### SOURCE DATA

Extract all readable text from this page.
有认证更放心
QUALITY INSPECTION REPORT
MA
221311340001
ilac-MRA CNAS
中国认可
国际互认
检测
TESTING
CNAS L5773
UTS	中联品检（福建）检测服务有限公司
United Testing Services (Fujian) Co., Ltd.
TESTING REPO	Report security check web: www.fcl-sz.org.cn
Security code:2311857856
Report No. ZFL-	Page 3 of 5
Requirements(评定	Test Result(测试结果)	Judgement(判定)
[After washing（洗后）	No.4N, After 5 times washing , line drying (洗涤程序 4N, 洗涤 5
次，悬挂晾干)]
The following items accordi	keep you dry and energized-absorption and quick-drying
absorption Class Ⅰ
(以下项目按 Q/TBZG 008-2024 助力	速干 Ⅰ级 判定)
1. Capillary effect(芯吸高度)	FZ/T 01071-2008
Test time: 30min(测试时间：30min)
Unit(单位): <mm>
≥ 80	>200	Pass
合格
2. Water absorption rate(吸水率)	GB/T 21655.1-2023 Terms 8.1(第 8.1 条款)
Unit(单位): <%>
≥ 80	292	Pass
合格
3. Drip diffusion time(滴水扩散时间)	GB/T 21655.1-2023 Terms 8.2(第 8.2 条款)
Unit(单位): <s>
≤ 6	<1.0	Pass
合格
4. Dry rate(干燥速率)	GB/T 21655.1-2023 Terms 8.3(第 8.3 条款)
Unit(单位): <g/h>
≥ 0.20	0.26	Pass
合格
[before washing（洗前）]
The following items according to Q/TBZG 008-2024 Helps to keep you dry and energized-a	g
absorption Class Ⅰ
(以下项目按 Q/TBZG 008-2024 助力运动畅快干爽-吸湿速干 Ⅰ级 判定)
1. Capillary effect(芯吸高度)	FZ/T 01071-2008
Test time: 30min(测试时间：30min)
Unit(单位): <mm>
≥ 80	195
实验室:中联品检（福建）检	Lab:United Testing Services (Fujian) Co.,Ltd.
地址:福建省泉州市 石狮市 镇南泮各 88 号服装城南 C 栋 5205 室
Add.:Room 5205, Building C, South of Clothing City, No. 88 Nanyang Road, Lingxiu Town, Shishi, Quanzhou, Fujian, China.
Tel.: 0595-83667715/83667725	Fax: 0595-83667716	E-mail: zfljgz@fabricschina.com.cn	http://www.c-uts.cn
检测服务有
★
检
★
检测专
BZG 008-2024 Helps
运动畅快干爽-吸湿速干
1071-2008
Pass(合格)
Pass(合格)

######

## THE PROBLEM
Repeat the lines above exactly.

## REPLY TO THE TASK
Extract all readable text from this page.
有认证更放心
QUALITY INSPECTION REPORT
MA
221311340001
ilac-MRA CNAS
中国认可
国际互认
检测
TESTING
CNAS L5773
UTS	中联品检（福建）检测服务有限公司
United Testing Services (Fujian) Co., Ltd.
TESTING REPO	Report security check web: www.fcl-sz.org.cn
Security code:2311857856
Report No. ZFL-	Page 3 of 5
Requirements(评定	Test Result(测试结果)	Judgement(判定)
[After washing（洗后）	No.4N, After 5 times washing , line drying (洗涤程序 4N, 洗涤 5
次，悬挂晾干)]
The following items accordi	keep you dry and energized-absorption and quick-drying
absorption Class Ⅰ
(以下项目按 Q/TBZG 008-2024 助力	速干 Ⅰ级 判定)
1. Capillary effect(芯吸高度)	FZ/T 01071-2008
Test time: 30min(测试时间：30min)
Unit(单位): <mm>
≥ 80	>200	Pass
合格
2. Water absorption rate(吸水率)	GB/T 21655.1-2023 Terms 8.1(第 8.1 条款)
Unit(单位): <%>
≥ 80	292	Pass
合格
3. Drip diffusion time(滴水扩散时间)	GB/T 21655.1-2023 Terms 8.2(第 8.2 条款)
Unit(单位): <s>
≤ 6	<1.0	Pass
合格
4. Dry rate(干燥速率)	GB/T 21655.1-2023 Terms 8.3(第 8.3 条款)
Unit(单位): <g/h>
≥ 0.20	0.26	Pass
合格
[before washing（洗前）]
The following items according to Q/TBZG 008-2024 Helps to keep you dry and energized-a	g
absorption Class Ⅰ
(以下项目按 Q/TBZG 008-2024 助力运动畅快干爽-吸湿速干 Ⅰ级 判定)
1. Capillary effect(芯吸高度)	FZ/T 01071-2008
Test time: 30min(测试时间：30min)
Unit(单位): <mm>
≥ 80	195
实验室:中联品检（福建）检	Lab:United Testing Services (Fujian) Co.,Ltd.
地址:福建省泉州市 石狮市 镇南泮各 88 号服装城南 C 栋 5205 室
Add.:Room 5205, Building C, South of Clothing City, No. 88 Nanyang Road, Lingxiu Town, Shishi, Quanzhou, Fujian, China.
Tel.: 0595-83667715/83667725	Fax: 0595-83667716	E-mail: zfljgz@fabricschina.com.cn	http://www.c-uts.cn
检测服务有
★
检
★
检测专
BZG 008-2024 Helps
运动畅快干爽-吸湿速干
1071-2008
Pass(合格)
Pass(合格)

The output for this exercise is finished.